DATASET EXTRACT ::
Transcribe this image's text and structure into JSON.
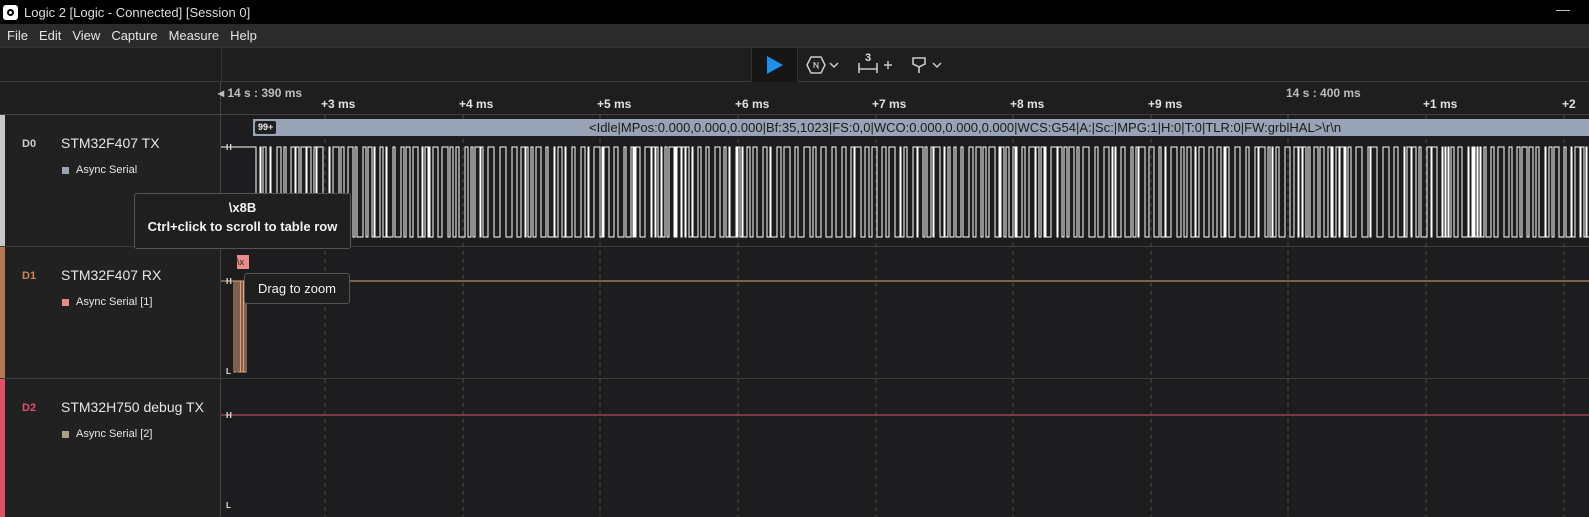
{
  "window": {
    "title": "Logic 2 [Logic - Connected] [Session 0]"
  },
  "menu": [
    "File",
    "Edit",
    "View",
    "Capture",
    "Measure",
    "Help"
  ],
  "toolbar": {
    "trigger_count": "3"
  },
  "timeline": {
    "major": [
      {
        "label": "◂ 14 s : 390 ms"
      },
      {
        "label": "14 s : 400 ms"
      }
    ],
    "minor": [
      "+3 ms",
      "+4 ms",
      "+5 ms",
      "+6 ms",
      "+7 ms",
      "+8 ms",
      "+9 ms",
      "+1 ms",
      "+2"
    ]
  },
  "channels": [
    {
      "id": "D0",
      "name": "STM32F407 TX",
      "analyzer": "Async Serial",
      "stripe": "#c8c8c8",
      "id_color": "#d0d0d0",
      "swatch": "#99a3b6"
    },
    {
      "id": "D1",
      "name": "STM32F407 RX",
      "analyzer": "Async Serial [1]",
      "stripe": "#b47a52",
      "id_color": "#c98757",
      "swatch": "#e98b86"
    },
    {
      "id": "D2",
      "name": "STM32H750 debug TX",
      "analyzer": "Async Serial [2]",
      "stripe": "#e0506a",
      "id_color": "#e0506a",
      "swatch": "#a7a17d"
    }
  ],
  "levels": {
    "high": "H",
    "low": "L"
  },
  "decode": {
    "badge": "99+",
    "text": "<Idle|MPos:0.000,0.000,0.000|Bf:35,1023|FS:0,0|WCO:0.000,0.000,0.000|WCS:G54|A:|Sc:|MPG:1|H:0|T:0|TLR:0|FW:grblHAL>\\r\\n"
  },
  "rx_chip": "\\x",
  "tooltip_byte": {
    "value": "\\x8B",
    "hint": "Ctrl+click to scroll to table row"
  },
  "tooltip_zoom": "Drag to zoom",
  "colors": {
    "tx_wave": "#ffffff",
    "rx_wave": "#e0a27a",
    "dbg_wave": "#e0506a",
    "accent": "#1e90e8"
  }
}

PROBLEM DETAILS :: Every record gets retyped exactly; no picture goes into the copy.

EXERCISE RESULT ::
Transcribe this image's text and structure into JSON.
{
  "window": {
    "title": "Logic 2 [Logic - Connected] [Session 0]"
  },
  "menu": [
    "File",
    "Edit",
    "View",
    "Capture",
    "Measure",
    "Help"
  ],
  "toolbar": {
    "trigger_count": "3"
  },
  "timeline": {
    "major": [
      {
        "label": "◂ 14 s : 390 ms"
      },
      {
        "label": "14 s : 400 ms"
      }
    ],
    "minor": [
      "+3 ms",
      "+4 ms",
      "+5 ms",
      "+6 ms",
      "+7 ms",
      "+8 ms",
      "+9 ms",
      "+1 ms",
      "+2"
    ]
  },
  "channels": [
    {
      "id": "D0",
      "name": "STM32F407 TX",
      "analyzer": "Async Serial",
      "stripe": "#c8c8c8",
      "id_color": "#d0d0d0",
      "swatch": "#99a3b6"
    },
    {
      "id": "D1",
      "name": "STM32F407 RX",
      "analyzer": "Async Serial [1]",
      "stripe": "#b47a52",
      "id_color": "#c98757",
      "swatch": "#e98b86"
    },
    {
      "id": "D2",
      "name": "STM32H750 debug TX",
      "analyzer": "Async Serial [2]",
      "stripe": "#e0506a",
      "id_color": "#e0506a",
      "swatch": "#a7a17d"
    }
  ],
  "levels": {
    "high": "H",
    "low": "L"
  },
  "decode": {
    "badge": "99+",
    "text": "<Idle|MPos:0.000,0.000,0.000|Bf:35,1023|FS:0,0|WCO:0.000,0.000,0.000|WCS:G54|A:|Sc:|MPG:1|H:0|T:0|TLR:0|FW:grblHAL>\\r\\n"
  },
  "rx_chip": "\\x",
  "tooltip_byte": {
    "value": "\\x8B",
    "hint": "Ctrl+click to scroll to table row"
  },
  "tooltip_zoom": "Drag to zoom",
  "colors": {
    "tx_wave": "#ffffff",
    "rx_wave": "#e0a27a",
    "dbg_wave": "#e0506a",
    "accent": "#1e90e8"
  }
}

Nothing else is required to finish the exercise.